- [SHORT PROBLEM]: Show all lines from the data that include the word "用于中心日常服务".

Dataset entries
——

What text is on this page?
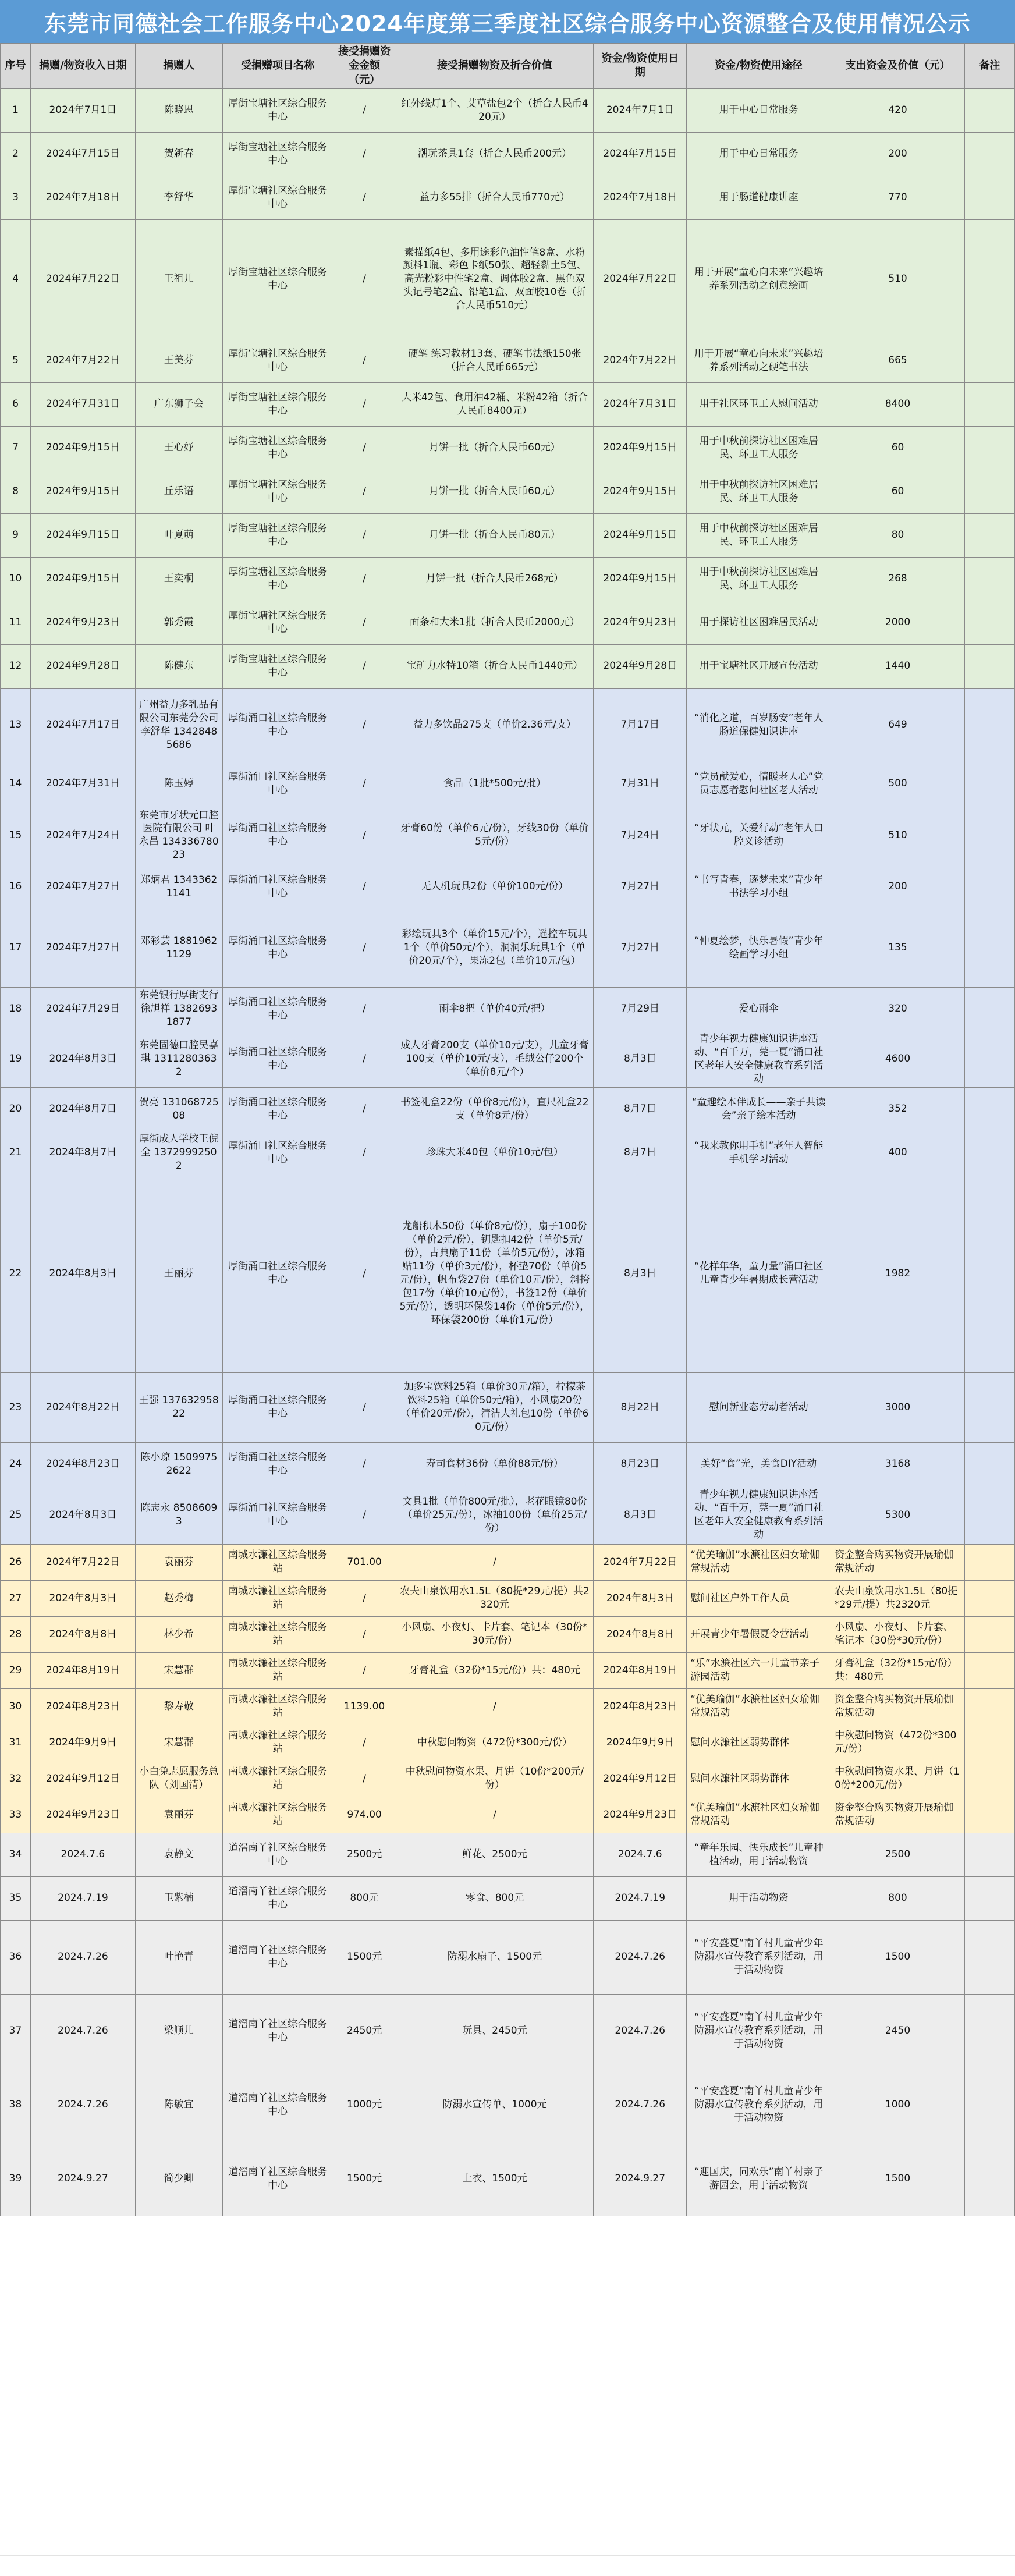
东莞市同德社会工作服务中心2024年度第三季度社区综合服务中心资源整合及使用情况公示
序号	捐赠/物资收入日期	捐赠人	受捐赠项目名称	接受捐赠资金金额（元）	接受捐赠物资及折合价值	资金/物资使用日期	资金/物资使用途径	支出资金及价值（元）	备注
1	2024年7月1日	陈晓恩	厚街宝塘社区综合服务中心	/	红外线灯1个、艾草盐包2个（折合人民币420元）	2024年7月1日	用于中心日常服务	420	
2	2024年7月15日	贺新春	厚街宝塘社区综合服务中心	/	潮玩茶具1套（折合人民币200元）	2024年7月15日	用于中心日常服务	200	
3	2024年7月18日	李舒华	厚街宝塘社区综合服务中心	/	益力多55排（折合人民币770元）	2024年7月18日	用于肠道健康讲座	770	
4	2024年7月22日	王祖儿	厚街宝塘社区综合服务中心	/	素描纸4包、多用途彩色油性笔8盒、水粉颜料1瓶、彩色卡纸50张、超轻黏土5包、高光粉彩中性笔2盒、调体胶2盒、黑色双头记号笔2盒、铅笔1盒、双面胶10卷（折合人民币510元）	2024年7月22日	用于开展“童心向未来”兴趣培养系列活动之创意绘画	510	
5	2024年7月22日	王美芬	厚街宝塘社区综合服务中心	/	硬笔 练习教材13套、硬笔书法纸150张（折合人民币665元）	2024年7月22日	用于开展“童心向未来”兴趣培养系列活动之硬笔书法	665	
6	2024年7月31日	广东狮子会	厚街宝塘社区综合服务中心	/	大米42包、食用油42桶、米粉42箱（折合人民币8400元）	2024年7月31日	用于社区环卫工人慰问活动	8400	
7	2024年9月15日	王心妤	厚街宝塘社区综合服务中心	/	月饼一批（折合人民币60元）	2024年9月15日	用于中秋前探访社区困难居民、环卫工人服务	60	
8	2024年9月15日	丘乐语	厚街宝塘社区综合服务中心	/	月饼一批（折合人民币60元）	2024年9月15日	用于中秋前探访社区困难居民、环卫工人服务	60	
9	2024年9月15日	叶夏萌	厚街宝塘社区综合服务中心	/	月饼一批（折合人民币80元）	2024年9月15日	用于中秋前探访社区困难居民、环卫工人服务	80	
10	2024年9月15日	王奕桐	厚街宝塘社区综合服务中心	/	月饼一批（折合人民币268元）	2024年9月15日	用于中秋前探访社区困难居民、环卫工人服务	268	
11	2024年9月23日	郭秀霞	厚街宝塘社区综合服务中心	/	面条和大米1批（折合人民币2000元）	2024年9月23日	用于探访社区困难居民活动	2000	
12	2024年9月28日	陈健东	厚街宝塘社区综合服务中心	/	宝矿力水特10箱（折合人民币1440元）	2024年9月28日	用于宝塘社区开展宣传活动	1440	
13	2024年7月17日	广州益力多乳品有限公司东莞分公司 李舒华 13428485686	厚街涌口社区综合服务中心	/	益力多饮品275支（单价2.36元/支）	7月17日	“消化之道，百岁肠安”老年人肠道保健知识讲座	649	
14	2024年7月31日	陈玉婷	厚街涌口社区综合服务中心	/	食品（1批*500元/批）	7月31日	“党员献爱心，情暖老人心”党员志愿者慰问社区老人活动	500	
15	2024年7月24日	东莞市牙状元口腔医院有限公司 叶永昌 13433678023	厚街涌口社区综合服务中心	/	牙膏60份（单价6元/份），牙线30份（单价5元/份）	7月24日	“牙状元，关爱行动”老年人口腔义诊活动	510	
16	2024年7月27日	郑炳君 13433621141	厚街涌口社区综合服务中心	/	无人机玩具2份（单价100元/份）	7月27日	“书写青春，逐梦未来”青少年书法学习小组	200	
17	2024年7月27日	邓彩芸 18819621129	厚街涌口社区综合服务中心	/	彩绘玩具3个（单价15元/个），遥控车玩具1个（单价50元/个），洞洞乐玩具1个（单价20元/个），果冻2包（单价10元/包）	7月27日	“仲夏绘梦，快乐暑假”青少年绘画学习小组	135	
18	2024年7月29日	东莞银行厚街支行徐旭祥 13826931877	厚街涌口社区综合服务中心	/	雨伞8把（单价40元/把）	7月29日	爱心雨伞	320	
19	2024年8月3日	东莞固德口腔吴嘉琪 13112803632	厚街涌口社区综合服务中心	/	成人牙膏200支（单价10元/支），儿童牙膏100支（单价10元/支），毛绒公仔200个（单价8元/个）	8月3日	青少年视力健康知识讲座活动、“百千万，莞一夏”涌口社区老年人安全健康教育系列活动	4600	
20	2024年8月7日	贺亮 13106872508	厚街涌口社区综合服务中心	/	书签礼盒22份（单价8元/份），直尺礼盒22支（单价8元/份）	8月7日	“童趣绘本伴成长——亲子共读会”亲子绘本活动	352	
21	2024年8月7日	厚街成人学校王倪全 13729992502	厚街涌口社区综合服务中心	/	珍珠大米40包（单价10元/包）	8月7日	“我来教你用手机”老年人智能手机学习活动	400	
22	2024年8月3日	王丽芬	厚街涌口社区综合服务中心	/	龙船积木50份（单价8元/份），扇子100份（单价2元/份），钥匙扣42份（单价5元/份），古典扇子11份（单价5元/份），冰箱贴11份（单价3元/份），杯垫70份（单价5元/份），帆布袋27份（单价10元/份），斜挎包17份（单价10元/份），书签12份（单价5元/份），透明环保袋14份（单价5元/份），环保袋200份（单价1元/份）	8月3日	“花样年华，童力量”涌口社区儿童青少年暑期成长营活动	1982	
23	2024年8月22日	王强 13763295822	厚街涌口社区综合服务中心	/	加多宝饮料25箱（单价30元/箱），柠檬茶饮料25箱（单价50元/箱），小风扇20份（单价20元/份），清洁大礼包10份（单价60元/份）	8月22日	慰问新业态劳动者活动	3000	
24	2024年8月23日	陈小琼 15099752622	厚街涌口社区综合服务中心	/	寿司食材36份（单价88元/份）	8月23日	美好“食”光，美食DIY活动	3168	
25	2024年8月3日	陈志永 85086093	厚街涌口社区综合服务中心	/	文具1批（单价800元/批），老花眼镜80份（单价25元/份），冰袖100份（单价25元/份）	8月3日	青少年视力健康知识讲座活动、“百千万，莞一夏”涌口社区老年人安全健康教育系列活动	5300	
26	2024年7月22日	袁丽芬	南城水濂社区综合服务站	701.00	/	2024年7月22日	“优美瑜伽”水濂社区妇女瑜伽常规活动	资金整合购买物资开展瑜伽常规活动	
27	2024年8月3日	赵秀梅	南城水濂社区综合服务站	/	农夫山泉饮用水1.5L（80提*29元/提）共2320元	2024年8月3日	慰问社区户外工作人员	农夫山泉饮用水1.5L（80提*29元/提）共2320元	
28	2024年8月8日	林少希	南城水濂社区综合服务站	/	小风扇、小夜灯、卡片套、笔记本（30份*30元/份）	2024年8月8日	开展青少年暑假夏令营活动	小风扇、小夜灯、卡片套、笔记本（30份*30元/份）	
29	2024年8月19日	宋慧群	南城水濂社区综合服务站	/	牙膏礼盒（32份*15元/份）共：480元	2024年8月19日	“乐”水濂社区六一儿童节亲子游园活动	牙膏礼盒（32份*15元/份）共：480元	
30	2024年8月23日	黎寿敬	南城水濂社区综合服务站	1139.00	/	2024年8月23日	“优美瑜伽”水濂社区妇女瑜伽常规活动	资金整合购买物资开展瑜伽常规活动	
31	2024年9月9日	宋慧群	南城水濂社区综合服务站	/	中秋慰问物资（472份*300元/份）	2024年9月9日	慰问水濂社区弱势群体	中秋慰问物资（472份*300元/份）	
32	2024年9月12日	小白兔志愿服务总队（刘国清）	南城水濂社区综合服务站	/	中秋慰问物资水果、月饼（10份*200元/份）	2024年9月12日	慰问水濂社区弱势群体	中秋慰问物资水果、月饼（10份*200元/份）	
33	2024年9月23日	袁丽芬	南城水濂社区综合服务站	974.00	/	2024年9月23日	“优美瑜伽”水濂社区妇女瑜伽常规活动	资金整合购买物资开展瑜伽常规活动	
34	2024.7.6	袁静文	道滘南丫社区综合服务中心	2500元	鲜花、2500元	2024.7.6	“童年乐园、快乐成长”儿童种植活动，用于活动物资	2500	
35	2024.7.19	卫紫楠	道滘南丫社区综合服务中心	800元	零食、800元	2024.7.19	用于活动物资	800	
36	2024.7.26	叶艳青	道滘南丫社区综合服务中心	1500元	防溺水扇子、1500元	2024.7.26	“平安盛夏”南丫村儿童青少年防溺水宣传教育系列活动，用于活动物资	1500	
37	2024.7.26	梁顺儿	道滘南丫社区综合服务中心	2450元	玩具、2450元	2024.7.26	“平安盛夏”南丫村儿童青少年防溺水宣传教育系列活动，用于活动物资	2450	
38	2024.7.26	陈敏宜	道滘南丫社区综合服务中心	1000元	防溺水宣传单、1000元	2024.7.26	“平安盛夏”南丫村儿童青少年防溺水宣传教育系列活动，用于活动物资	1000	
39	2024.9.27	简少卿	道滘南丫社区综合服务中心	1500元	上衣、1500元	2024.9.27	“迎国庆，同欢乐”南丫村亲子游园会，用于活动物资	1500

——

- [ANSWER FOR THIS EXERCISE]:
1	2024年7月1日	陈晓恩	厚街宝塘社区综合服务中心	/	红外线灯1个、艾草盐包2个（折合人民币420元）	2024年7月1日	用于中心日常服务	420	
2	2024年7月15日	贺新春	厚街宝塘社区综合服务中心	/	潮玩茶具1套（折合人民币200元）	2024年7月15日	用于中心日常服务	200	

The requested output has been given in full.